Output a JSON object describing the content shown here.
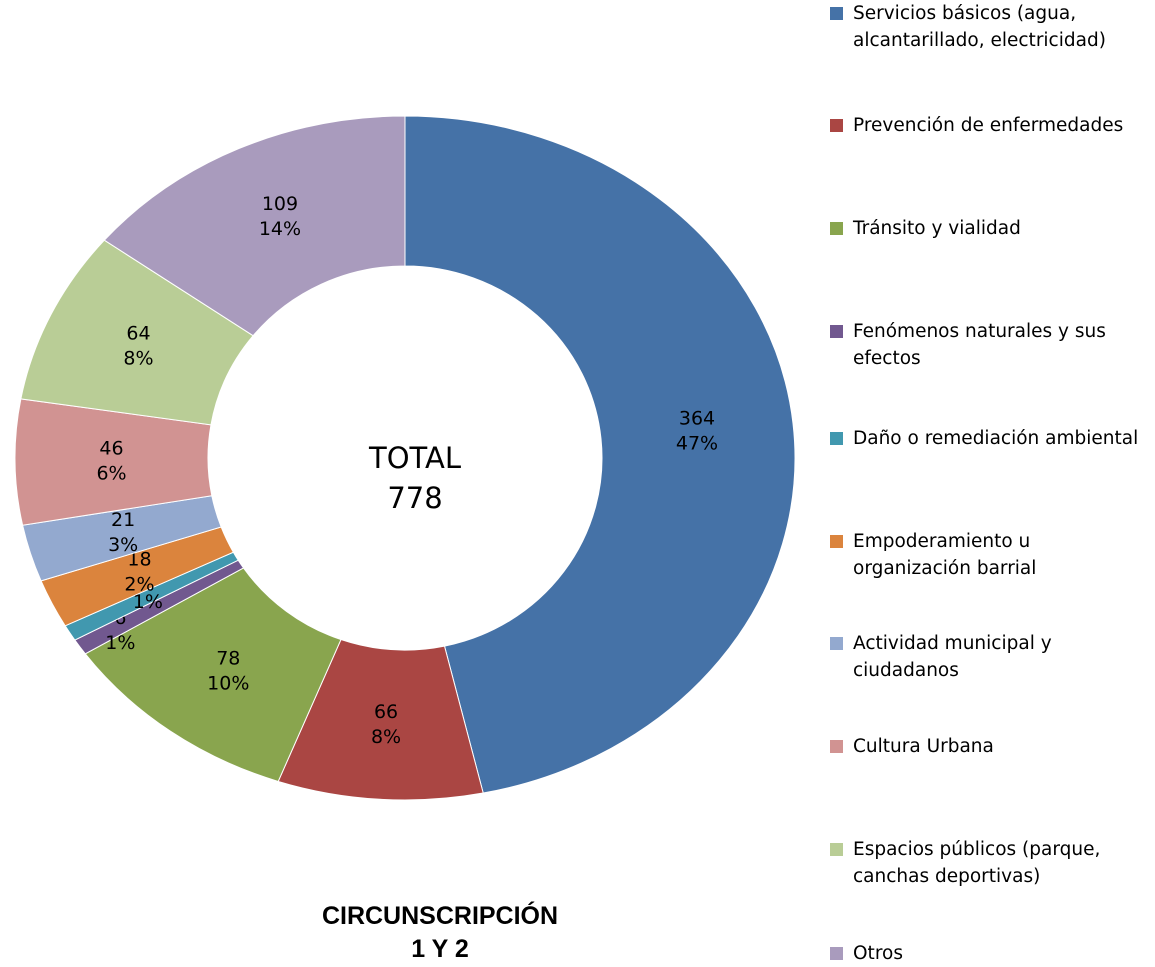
{
  "chart_data": {
    "type": "donut",
    "title": [
      "CIRCUNSCRIPCIÓN",
      "1 Y 2"
    ],
    "center_label": "TOTAL",
    "total": 778,
    "categories": [
      "Servicios básicos (agua, alcantarillado, electricidad)",
      "Prevención de enfermedades",
      "Tránsito y vialidad",
      "Fenómenos naturales y sus efectos",
      "Daño o remediación ambiental",
      "Empoderamiento u organización barrial",
      "Actividad municipal y ciudadanos",
      "Cultura Urbana",
      "Espacios públicos (parque, canchas deportivas)",
      "Otros"
    ],
    "values": [
      364,
      66,
      78,
      6,
      6,
      18,
      21,
      46,
      64,
      109
    ],
    "percent_labels": [
      "47%",
      "8%",
      "10%",
      "1%",
      "1%",
      "2%",
      "3%",
      "6%",
      "8%",
      "14%"
    ],
    "colors": [
      "#4572a7",
      "#aa4643",
      "#89a54e",
      "#71588f",
      "#4198af",
      "#db843d",
      "#93a9cf",
      "#d19392",
      "#b9cd96",
      "#a99bbd"
    ],
    "legend": "right"
  }
}
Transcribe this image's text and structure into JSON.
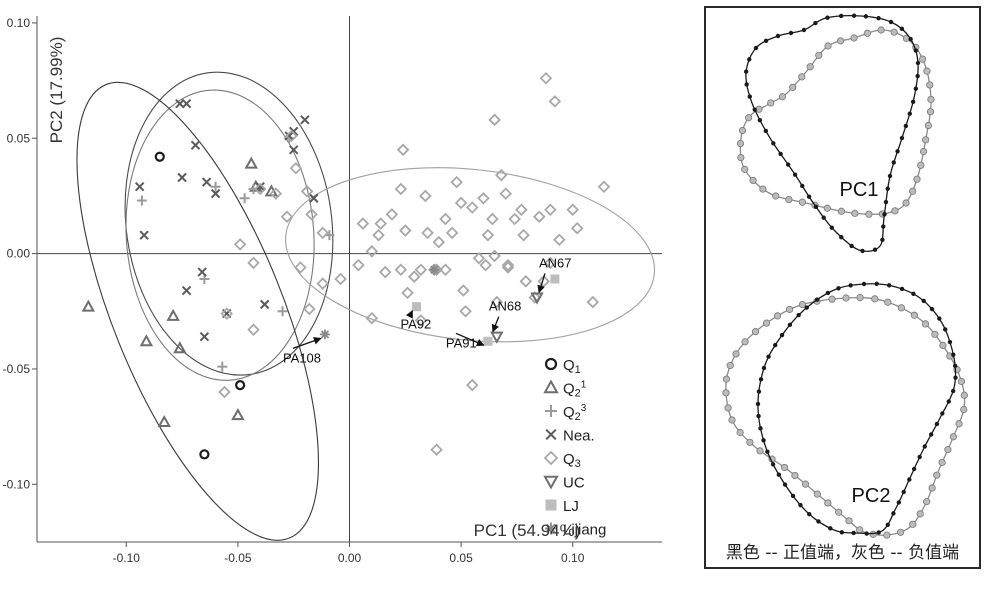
{
  "chart_data": {
    "type": "scatter",
    "xlabel": "PC1 (54.94%)",
    "ylabel": "PC2 (17.99%)",
    "xlim": [
      -0.14,
      0.14
    ],
    "ylim": [
      -0.125,
      0.103
    ],
    "xticks": [
      "-0.10",
      "-0.05",
      "0.00",
      "0.05",
      "0.10"
    ],
    "xtick_values": [
      -0.1,
      -0.05,
      0.0,
      0.05,
      0.1
    ],
    "yticks": [
      "0.10",
      "0.05",
      "0.00",
      "-0.05",
      "-0.10"
    ],
    "ytick_values": [
      0.1,
      0.05,
      0.0,
      -0.05,
      -0.1
    ],
    "zero_lines": true,
    "legend_position": "bottom-right",
    "colors": {
      "dark": "#2b2b2b",
      "mid": "#6e6e6e",
      "light": "#a8a8a8",
      "ellipse_light": "#a0a0a0"
    },
    "series": [
      {
        "name": "Q1",
        "legend_main": "Q",
        "legend_sub": "1",
        "legend_sup": "",
        "marker": "circle",
        "color": "#1e1e1e",
        "points": [
          [
            -0.085,
            0.042
          ],
          [
            -0.049,
            -0.057
          ],
          [
            -0.065,
            -0.087
          ]
        ]
      },
      {
        "name": "Q2¹",
        "legend_main": "Q",
        "legend_sub": "2",
        "legend_sup": "1",
        "marker": "triangle-up",
        "color": "#6e6e6e",
        "points": [
          [
            -0.117,
            -0.023
          ],
          [
            -0.091,
            -0.038
          ],
          [
            -0.079,
            -0.027
          ],
          [
            -0.076,
            -0.041
          ],
          [
            -0.044,
            0.039
          ],
          [
            -0.042,
            0.029
          ],
          [
            -0.035,
            0.027
          ],
          [
            -0.05,
            -0.07
          ],
          [
            -0.083,
            -0.073
          ]
        ]
      },
      {
        "name": "Q2³",
        "legend_main": "Q",
        "legend_sub": "2",
        "legend_sup": "3",
        "marker": "plus",
        "color": "#9a9a9a",
        "points": [
          [
            -0.093,
            0.023
          ],
          [
            -0.065,
            -0.011
          ],
          [
            -0.06,
            0.029
          ],
          [
            -0.047,
            0.024
          ],
          [
            -0.043,
            0.028
          ],
          [
            -0.027,
            0.05
          ],
          [
            -0.03,
            -0.025
          ],
          [
            -0.057,
            -0.049
          ],
          [
            -0.009,
            0.008
          ]
        ]
      },
      {
        "name": "Nea.",
        "legend_main": "Nea.",
        "legend_sub": "",
        "legend_sup": "",
        "marker": "x",
        "color": "#5a5a5a",
        "points": [
          [
            -0.076,
            0.065
          ],
          [
            -0.073,
            0.065
          ],
          [
            -0.069,
            0.047
          ],
          [
            -0.064,
            0.031
          ],
          [
            -0.075,
            0.033
          ],
          [
            -0.066,
            -0.008
          ],
          [
            -0.073,
            -0.016
          ],
          [
            -0.065,
            -0.036
          ],
          [
            -0.055,
            -0.026
          ],
          [
            -0.06,
            0.026
          ],
          [
            -0.04,
            0.029
          ],
          [
            -0.038,
            -0.022
          ],
          [
            -0.027,
            0.051
          ],
          [
            -0.025,
            0.045
          ],
          [
            -0.025,
            0.053
          ],
          [
            -0.02,
            0.058
          ],
          [
            -0.016,
            0.024
          ],
          [
            -0.094,
            0.029
          ],
          [
            -0.092,
            0.008
          ]
        ]
      },
      {
        "name": "Q3",
        "legend_main": "Q",
        "legend_sub": "3",
        "legend_sup": "",
        "marker": "diamond",
        "color": "#a8a8a8",
        "points": [
          [
            -0.049,
            0.004
          ],
          [
            -0.043,
            -0.004
          ],
          [
            -0.04,
            0.028
          ],
          [
            -0.033,
            0.026
          ],
          [
            -0.028,
            0.016
          ],
          [
            -0.026,
            0.051
          ],
          [
            -0.024,
            0.037
          ],
          [
            -0.019,
            0.027
          ],
          [
            -0.017,
            0.017
          ],
          [
            -0.022,
            -0.006
          ],
          [
            -0.012,
            -0.013
          ],
          [
            -0.018,
            -0.024
          ],
          [
            -0.043,
            -0.033
          ],
          [
            -0.055,
            -0.026
          ],
          [
            -0.056,
            -0.06
          ],
          [
            -0.012,
            0.009
          ],
          [
            -0.004,
            -0.011
          ],
          [
            0.004,
            -0.005
          ],
          [
            0.006,
            0.013
          ],
          [
            0.01,
            0.001
          ],
          [
            0.013,
            0.008
          ],
          [
            0.016,
            -0.008
          ],
          [
            0.01,
            -0.028
          ],
          [
            0.014,
            0.013
          ],
          [
            0.019,
            0.017
          ],
          [
            0.023,
            0.028
          ],
          [
            0.024,
            0.045
          ],
          [
            0.025,
            0.01
          ],
          [
            0.023,
            -0.007
          ],
          [
            0.026,
            -0.017
          ],
          [
            0.029,
            -0.01
          ],
          [
            0.032,
            -0.029
          ],
          [
            0.032,
            -0.007
          ],
          [
            0.034,
            0.025
          ],
          [
            0.035,
            0.009
          ],
          [
            0.04,
            0.005
          ],
          [
            0.039,
            -0.007
          ],
          [
            0.038,
            -0.007
          ],
          [
            0.043,
            -0.007
          ],
          [
            0.046,
            0.009
          ],
          [
            0.048,
            0.031
          ],
          [
            0.05,
            0.022
          ],
          [
            0.051,
            -0.016
          ],
          [
            0.052,
            -0.025
          ],
          [
            0.055,
            0.02
          ],
          [
            0.058,
            -0.002
          ],
          [
            0.061,
            -0.005
          ],
          [
            0.062,
            0.008
          ],
          [
            0.064,
            0.015
          ],
          [
            0.065,
            0.058
          ],
          [
            0.065,
            -0.001
          ],
          [
            0.066,
            -0.021
          ],
          [
            0.068,
            0.034
          ],
          [
            0.07,
            0.026
          ],
          [
            0.071,
            -0.005
          ],
          [
            0.074,
            0.015
          ],
          [
            0.077,
            0.019
          ],
          [
            0.078,
            0.008
          ],
          [
            0.083,
            -0.019
          ],
          [
            0.087,
            -0.012
          ],
          [
            0.09,
            0.019
          ],
          [
            0.092,
            0.066
          ],
          [
            0.094,
            0.006
          ],
          [
            0.1,
            0.019
          ],
          [
            0.102,
            0.011
          ],
          [
            0.109,
            -0.021
          ],
          [
            0.114,
            0.029
          ],
          [
            0.088,
            0.076
          ],
          [
            0.039,
            -0.085
          ],
          [
            0.071,
            -0.006
          ],
          [
            0.079,
            -0.012
          ],
          [
            0.085,
            0.016
          ],
          [
            0.09,
            -0.004
          ],
          [
            0.055,
            -0.057
          ],
          [
            0.06,
            0.024
          ],
          [
            0.043,
            0.015
          ]
        ]
      },
      {
        "name": "UC",
        "legend_main": "UC",
        "legend_sub": "",
        "legend_sup": "",
        "marker": "triangle-down",
        "color": "#6e6e6e",
        "points": [
          [
            0.066,
            -0.036
          ],
          [
            0.084,
            -0.019
          ]
        ]
      },
      {
        "name": "LJ",
        "legend_main": "LJ",
        "legend_sub": "",
        "legend_sup": "",
        "marker": "square",
        "color": "#bdbdbd",
        "points": [
          [
            0.03,
            -0.023
          ],
          [
            0.062,
            -0.038
          ],
          [
            0.092,
            -0.011
          ]
        ]
      },
      {
        "name": "Lijiang",
        "legend_main": "Lijiang",
        "legend_sub": "",
        "legend_sup": "",
        "marker": "asterisk",
        "color": "#888888",
        "points": [
          [
            -0.011,
            -0.035
          ],
          [
            0.038,
            -0.007
          ]
        ]
      }
    ],
    "ellipses": [
      {
        "center": [
          -0.054,
          0.013
        ],
        "rx": 0.046,
        "ry": 0.066,
        "angle": -8,
        "color": "#4a4a4a"
      },
      {
        "center": [
          -0.058,
          0.008
        ],
        "rx": 0.042,
        "ry": 0.063,
        "angle": -4,
        "color": "#7a7a7a"
      },
      {
        "center": [
          -0.068,
          -0.025
        ],
        "rx": 0.038,
        "ry": 0.106,
        "angle": -22,
        "color": "#3a3a3a"
      },
      {
        "center": [
          0.054,
          -0.0005
        ],
        "rx": 0.083,
        "ry": 0.037,
        "angle": 6,
        "color": "#a0a0a0"
      }
    ],
    "annotations": [
      {
        "label": "AN67",
        "point": [
          0.084,
          -0.019
        ]
      },
      {
        "label": "AN68",
        "point": [
          0.066,
          -0.036
        ]
      },
      {
        "label": "PA91",
        "point": [
          0.062,
          -0.038
        ]
      },
      {
        "label": "PA92",
        "point": [
          0.03,
          -0.023
        ]
      },
      {
        "label": "PA108",
        "point": [
          -0.011,
          -0.035
        ]
      }
    ]
  },
  "panel": {
    "pc1_label": "PC1",
    "pc2_label": "PC2",
    "caption": "黑色 -- 正值端，灰色 -- 负值端"
  }
}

····················

# Aim of the exercise:
Which lines hold the word "name"? Show each one.

# Solution for this task:
        "name": "Q1",
        "name": "Q2¹",
        "name": "Q2³",
        "name": "Nea.",
        "name": "Q3",
        "name": "UC",
        "name": "LJ",
        "name": "Lijiang",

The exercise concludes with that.